(Exercise aim):
Exactly as written, quote every line that follows, skipping the images.
※ ※ ※
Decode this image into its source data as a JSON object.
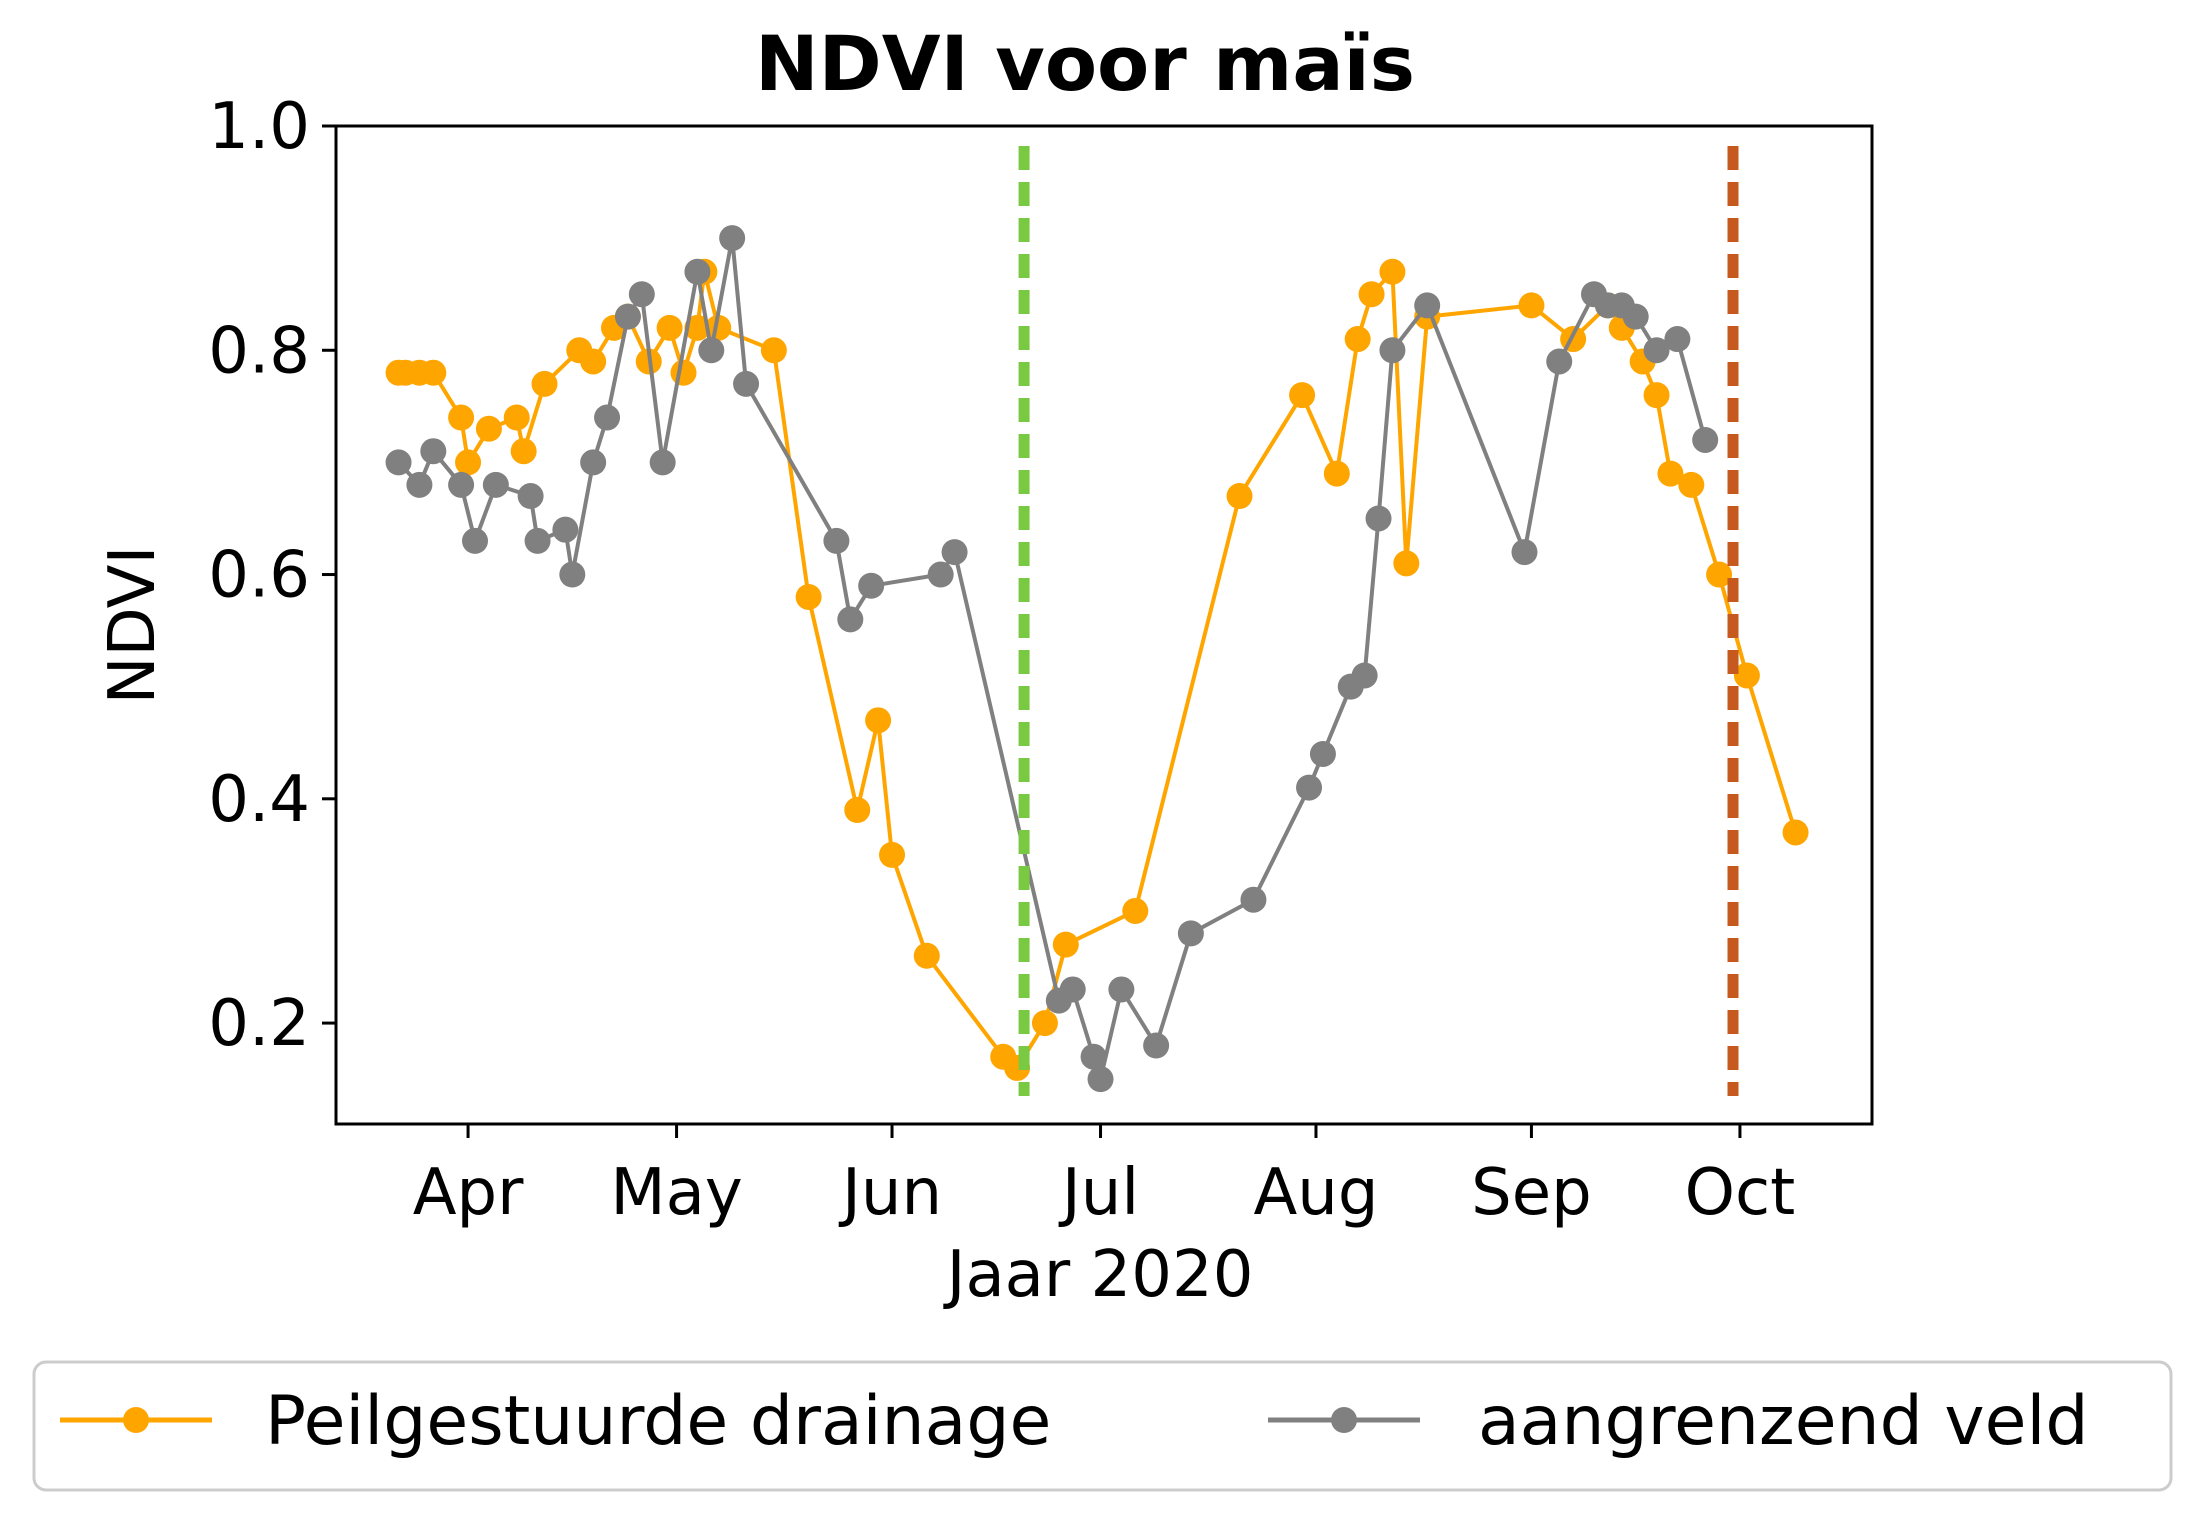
{
  "chart_data": {
    "type": "line",
    "title": "NDVI voor maïs",
    "xlabel": "Jaar 2020",
    "ylabel": "NDVI",
    "xlim": [
      "2020-03-13",
      "2020-10-20"
    ],
    "ylim": [
      0.11,
      1.0
    ],
    "yticks": [
      0.2,
      0.4,
      0.6,
      0.8,
      1.0
    ],
    "ytick_labels": [
      "0.2",
      "0.4",
      "0.6",
      "0.8",
      "1.0"
    ],
    "xticks": [
      "2020-04-01",
      "2020-05-01",
      "2020-06-01",
      "2020-07-01",
      "2020-08-01",
      "2020-09-01",
      "2020-10-01"
    ],
    "xtick_labels": [
      "Apr",
      "May",
      "Jun",
      "Jul",
      "Aug",
      "Sep",
      "Oct"
    ],
    "grid": false,
    "legend_position": "bottom",
    "series": [
      {
        "name": "Peilgestuurde drainage",
        "color": "#ffa500",
        "points": [
          [
            "2020-03-22",
            0.78
          ],
          [
            "2020-03-23",
            0.78
          ],
          [
            "2020-03-25",
            0.78
          ],
          [
            "2020-03-27",
            0.78
          ],
          [
            "2020-03-31",
            0.74
          ],
          [
            "2020-04-01",
            0.7
          ],
          [
            "2020-04-04",
            0.73
          ],
          [
            "2020-04-08",
            0.74
          ],
          [
            "2020-04-09",
            0.71
          ],
          [
            "2020-04-12",
            0.77
          ],
          [
            "2020-04-17",
            0.8
          ],
          [
            "2020-04-19",
            0.79
          ],
          [
            "2020-04-22",
            0.82
          ],
          [
            "2020-04-24",
            0.83
          ],
          [
            "2020-04-27",
            0.79
          ],
          [
            "2020-04-30",
            0.82
          ],
          [
            "2020-05-02",
            0.78
          ],
          [
            "2020-05-04",
            0.82
          ],
          [
            "2020-05-05",
            0.87
          ],
          [
            "2020-05-07",
            0.82
          ],
          [
            "2020-05-15",
            0.8
          ],
          [
            "2020-05-20",
            0.58
          ],
          [
            "2020-05-27",
            0.39
          ],
          [
            "2020-05-30",
            0.47
          ],
          [
            "2020-06-01",
            0.35
          ],
          [
            "2020-06-06",
            0.26
          ],
          [
            "2020-06-17",
            0.17
          ],
          [
            "2020-06-19",
            0.16
          ],
          [
            "2020-06-23",
            0.2
          ],
          [
            "2020-06-26",
            0.27
          ],
          [
            "2020-07-06",
            0.3
          ],
          [
            "2020-07-21",
            0.67
          ],
          [
            "2020-07-30",
            0.76
          ],
          [
            "2020-08-04",
            0.69
          ],
          [
            "2020-08-07",
            0.81
          ],
          [
            "2020-08-09",
            0.85
          ],
          [
            "2020-08-12",
            0.87
          ],
          [
            "2020-08-14",
            0.61
          ],
          [
            "2020-08-17",
            0.83
          ],
          [
            "2020-09-01",
            0.84
          ],
          [
            "2020-09-07",
            0.81
          ],
          [
            "2020-09-12",
            0.84
          ],
          [
            "2020-09-14",
            0.82
          ],
          [
            "2020-09-17",
            0.79
          ],
          [
            "2020-09-19",
            0.76
          ],
          [
            "2020-09-21",
            0.69
          ],
          [
            "2020-09-24",
            0.68
          ],
          [
            "2020-09-28",
            0.6
          ],
          [
            "2020-10-02",
            0.51
          ],
          [
            "2020-10-09",
            0.37
          ]
        ]
      },
      {
        "name": "aangrenzend veld",
        "color": "#808080",
        "points": [
          [
            "2020-03-22",
            0.7
          ],
          [
            "2020-03-25",
            0.68
          ],
          [
            "2020-03-27",
            0.71
          ],
          [
            "2020-03-31",
            0.68
          ],
          [
            "2020-04-02",
            0.63
          ],
          [
            "2020-04-05",
            0.68
          ],
          [
            "2020-04-10",
            0.67
          ],
          [
            "2020-04-11",
            0.63
          ],
          [
            "2020-04-15",
            0.64
          ],
          [
            "2020-04-16",
            0.6
          ],
          [
            "2020-04-19",
            0.7
          ],
          [
            "2020-04-21",
            0.74
          ],
          [
            "2020-04-24",
            0.83
          ],
          [
            "2020-04-26",
            0.85
          ],
          [
            "2020-04-29",
            0.7
          ],
          [
            "2020-05-04",
            0.87
          ],
          [
            "2020-05-06",
            0.8
          ],
          [
            "2020-05-09",
            0.9
          ],
          [
            "2020-05-11",
            0.77
          ],
          [
            "2020-05-24",
            0.63
          ],
          [
            "2020-05-26",
            0.56
          ],
          [
            "2020-05-29",
            0.59
          ],
          [
            "2020-06-08",
            0.6
          ],
          [
            "2020-06-10",
            0.62
          ],
          [
            "2020-06-25",
            0.22
          ],
          [
            "2020-06-27",
            0.23
          ],
          [
            "2020-06-30",
            0.17
          ],
          [
            "2020-07-01",
            0.15
          ],
          [
            "2020-07-04",
            0.23
          ],
          [
            "2020-07-09",
            0.18
          ],
          [
            "2020-07-14",
            0.28
          ],
          [
            "2020-07-23",
            0.31
          ],
          [
            "2020-07-31",
            0.41
          ],
          [
            "2020-08-02",
            0.44
          ],
          [
            "2020-08-06",
            0.5
          ],
          [
            "2020-08-08",
            0.51
          ],
          [
            "2020-08-10",
            0.65
          ],
          [
            "2020-08-12",
            0.8
          ],
          [
            "2020-08-17",
            0.84
          ],
          [
            "2020-08-31",
            0.62
          ],
          [
            "2020-09-05",
            0.79
          ],
          [
            "2020-09-10",
            0.85
          ],
          [
            "2020-09-12",
            0.84
          ],
          [
            "2020-09-14",
            0.84
          ],
          [
            "2020-09-16",
            0.83
          ],
          [
            "2020-09-19",
            0.8
          ],
          [
            "2020-09-22",
            0.81
          ],
          [
            "2020-09-26",
            0.72
          ]
        ]
      }
    ],
    "vertical_lines": [
      {
        "x": "2020-06-20",
        "color": "#7ac943",
        "style": "dashed"
      },
      {
        "x": "2020-09-30",
        "color": "#c65a1e",
        "style": "dashed"
      }
    ]
  }
}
※ ※ ※
(Reply to the task):
Decode this image into its source data as a JSON object.
{
  "chart_data": {
    "type": "line",
    "title": "NDVI voor maïs",
    "xlabel": "Jaar 2020",
    "ylabel": "NDVI",
    "xlim": [
      "2020-03-13",
      "2020-10-20"
    ],
    "ylim": [
      0.11,
      1.0
    ],
    "yticks": [
      0.2,
      0.4,
      0.6,
      0.8,
      1.0
    ],
    "ytick_labels": [
      "0.2",
      "0.4",
      "0.6",
      "0.8",
      "1.0"
    ],
    "xticks": [
      "2020-04-01",
      "2020-05-01",
      "2020-06-01",
      "2020-07-01",
      "2020-08-01",
      "2020-09-01",
      "2020-10-01"
    ],
    "xtick_labels": [
      "Apr",
      "May",
      "Jun",
      "Jul",
      "Aug",
      "Sep",
      "Oct"
    ],
    "grid": false,
    "legend_position": "bottom",
    "series": [
      {
        "name": "Peilgestuurde drainage",
        "color": "#ffa500",
        "points": [
          [
            "2020-03-22",
            0.78
          ],
          [
            "2020-03-23",
            0.78
          ],
          [
            "2020-03-25",
            0.78
          ],
          [
            "2020-03-27",
            0.78
          ],
          [
            "2020-03-31",
            0.74
          ],
          [
            "2020-04-01",
            0.7
          ],
          [
            "2020-04-04",
            0.73
          ],
          [
            "2020-04-08",
            0.74
          ],
          [
            "2020-04-09",
            0.71
          ],
          [
            "2020-04-12",
            0.77
          ],
          [
            "2020-04-17",
            0.8
          ],
          [
            "2020-04-19",
            0.79
          ],
          [
            "2020-04-22",
            0.82
          ],
          [
            "2020-04-24",
            0.83
          ],
          [
            "2020-04-27",
            0.79
          ],
          [
            "2020-04-30",
            0.82
          ],
          [
            "2020-05-02",
            0.78
          ],
          [
            "2020-05-04",
            0.82
          ],
          [
            "2020-05-05",
            0.87
          ],
          [
            "2020-05-07",
            0.82
          ],
          [
            "2020-05-15",
            0.8
          ],
          [
            "2020-05-20",
            0.58
          ],
          [
            "2020-05-27",
            0.39
          ],
          [
            "2020-05-30",
            0.47
          ],
          [
            "2020-06-01",
            0.35
          ],
          [
            "2020-06-06",
            0.26
          ],
          [
            "2020-06-17",
            0.17
          ],
          [
            "2020-06-19",
            0.16
          ],
          [
            "2020-06-23",
            0.2
          ],
          [
            "2020-06-26",
            0.27
          ],
          [
            "2020-07-06",
            0.3
          ],
          [
            "2020-07-21",
            0.67
          ],
          [
            "2020-07-30",
            0.76
          ],
          [
            "2020-08-04",
            0.69
          ],
          [
            "2020-08-07",
            0.81
          ],
          [
            "2020-08-09",
            0.85
          ],
          [
            "2020-08-12",
            0.87
          ],
          [
            "2020-08-14",
            0.61
          ],
          [
            "2020-08-17",
            0.83
          ],
          [
            "2020-09-01",
            0.84
          ],
          [
            "2020-09-07",
            0.81
          ],
          [
            "2020-09-12",
            0.84
          ],
          [
            "2020-09-14",
            0.82
          ],
          [
            "2020-09-17",
            0.79
          ],
          [
            "2020-09-19",
            0.76
          ],
          [
            "2020-09-21",
            0.69
          ],
          [
            "2020-09-24",
            0.68
          ],
          [
            "2020-09-28",
            0.6
          ],
          [
            "2020-10-02",
            0.51
          ],
          [
            "2020-10-09",
            0.37
          ]
        ]
      },
      {
        "name": "aangrenzend veld",
        "color": "#808080",
        "points": [
          [
            "2020-03-22",
            0.7
          ],
          [
            "2020-03-25",
            0.68
          ],
          [
            "2020-03-27",
            0.71
          ],
          [
            "2020-03-31",
            0.68
          ],
          [
            "2020-04-02",
            0.63
          ],
          [
            "2020-04-05",
            0.68
          ],
          [
            "2020-04-10",
            0.67
          ],
          [
            "2020-04-11",
            0.63
          ],
          [
            "2020-04-15",
            0.64
          ],
          [
            "2020-04-16",
            0.6
          ],
          [
            "2020-04-19",
            0.7
          ],
          [
            "2020-04-21",
            0.74
          ],
          [
            "2020-04-24",
            0.83
          ],
          [
            "2020-04-26",
            0.85
          ],
          [
            "2020-04-29",
            0.7
          ],
          [
            "2020-05-04",
            0.87
          ],
          [
            "2020-05-06",
            0.8
          ],
          [
            "2020-05-09",
            0.9
          ],
          [
            "2020-05-11",
            0.77
          ],
          [
            "2020-05-24",
            0.63
          ],
          [
            "2020-05-26",
            0.56
          ],
          [
            "2020-05-29",
            0.59
          ],
          [
            "2020-06-08",
            0.6
          ],
          [
            "2020-06-10",
            0.62
          ],
          [
            "2020-06-25",
            0.22
          ],
          [
            "2020-06-27",
            0.23
          ],
          [
            "2020-06-30",
            0.17
          ],
          [
            "2020-07-01",
            0.15
          ],
          [
            "2020-07-04",
            0.23
          ],
          [
            "2020-07-09",
            0.18
          ],
          [
            "2020-07-14",
            0.28
          ],
          [
            "2020-07-23",
            0.31
          ],
          [
            "2020-07-31",
            0.41
          ],
          [
            "2020-08-02",
            0.44
          ],
          [
            "2020-08-06",
            0.5
          ],
          [
            "2020-08-08",
            0.51
          ],
          [
            "2020-08-10",
            0.65
          ],
          [
            "2020-08-12",
            0.8
          ],
          [
            "2020-08-17",
            0.84
          ],
          [
            "2020-08-31",
            0.62
          ],
          [
            "2020-09-05",
            0.79
          ],
          [
            "2020-09-10",
            0.85
          ],
          [
            "2020-09-12",
            0.84
          ],
          [
            "2020-09-14",
            0.84
          ],
          [
            "2020-09-16",
            0.83
          ],
          [
            "2020-09-19",
            0.8
          ],
          [
            "2020-09-22",
            0.81
          ],
          [
            "2020-09-26",
            0.72
          ]
        ]
      }
    ],
    "vertical_lines": [
      {
        "x": "2020-06-20",
        "color": "#7ac943",
        "style": "dashed"
      },
      {
        "x": "2020-09-30",
        "color": "#c65a1e",
        "style": "dashed"
      }
    ]
  }
}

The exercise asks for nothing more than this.